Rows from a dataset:
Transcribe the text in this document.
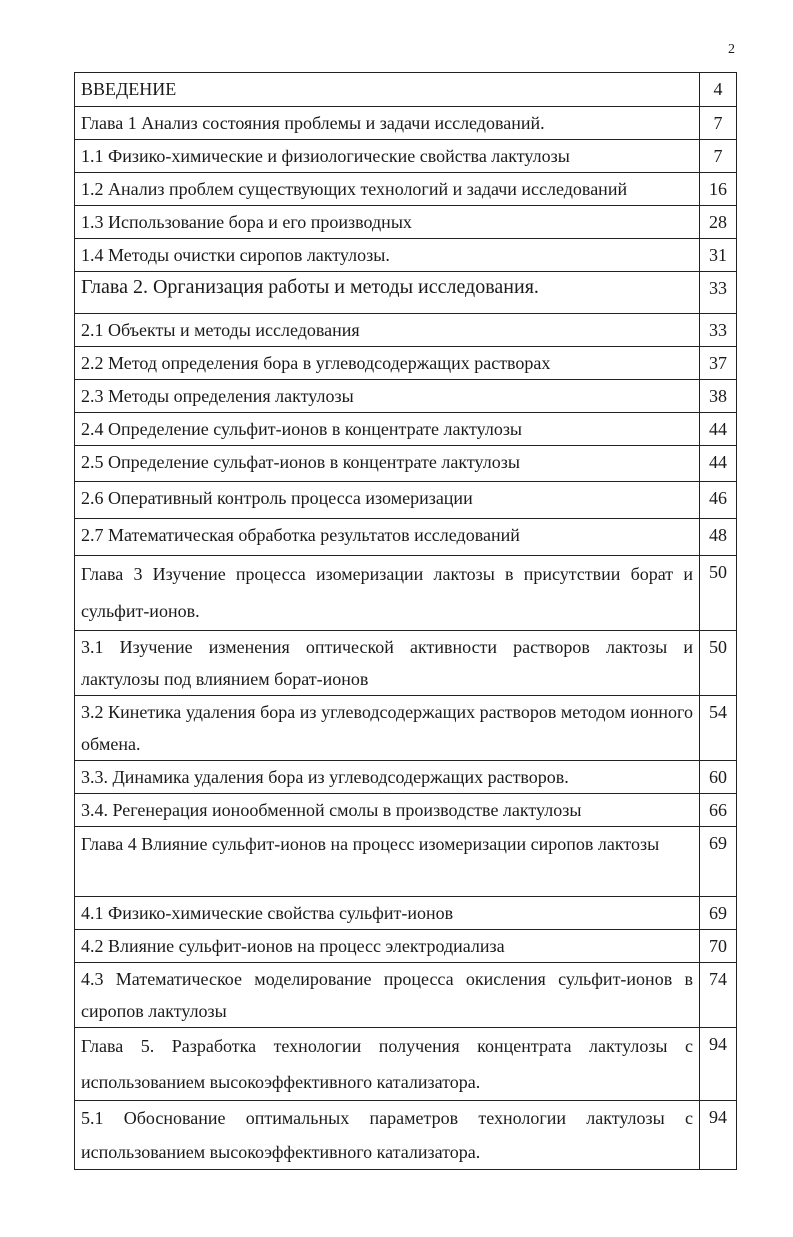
2
ВВЕДЕНИЕ	4
Глава 1 Анализ состояния проблемы и задачи исследований.	7
1.1 Физико-химические и физиологические свойства лактулозы	7
1.2 Анализ проблем существующих технологий и задачи исследований	16
1.3 Использование бора и его производных	28
1.4 Методы очистки сиропов лактулозы.	31
Глава 2. Организация работы и методы исследования.	33
2.1 Объекты и методы исследования	33
2.2 Метод определения бора в углеводсодержащих растворах	37
2.3 Методы определения лактулозы	38
2.4 Определение сульфит-ионов в концентрате лактулозы	44
2.5 Определение сульфат-ионов в концентрате лактулозы	44
2.6 Оперативный контроль процесса изомеризации	46
2.7 Математическая обработка результатов исследований	48
Глава 3 Изучение процесса изомеризации лактозы в присутствии борат и сульфит-ионов.	50
3.1 Изучение изменения оптической активности растворов лактозы и лактулозы под влиянием борат-ионов	50
3.2 Кинетика удаления бора из углеводсодержащих растворов методом ионного обмена.	54
3.3. Динамика удаления бора из углеводсодержащих растворов.	60
3.4. Регенерация ионообменной смолы в производстве лактулозы	66
Глава 4 Влияние сульфит-ионов на процесс изомеризации сиропов лактозы	69
4.1 Физико-химические свойства сульфит-ионов	69
4.2 Влияние сульфит-ионов на процесс электродиализа	70
4.3 Математическое моделирование процесса окисления сульфит-ионов в сиропов лактулозы	74
Глава 5. Разработка технологии получения концентрата лактулозы с использованием высокоэффективного катализатора.	94
5.1 Обоснование оптимальных параметров технологии лактулозы с использованием высокоэффективного катализатора.	94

_OBJECTIVE_: Take every line that includes the string "технологии" and copy it.

_RESULT FOR THIS EXERCISE_:
Глава 5. Разработка технологии получения концентрата лактулозы с использованием высокоэффективного катализатора.	94
5.1 Обоснование оптимальных параметров технологии лактулозы с использованием высокоэффективного катализатора.	94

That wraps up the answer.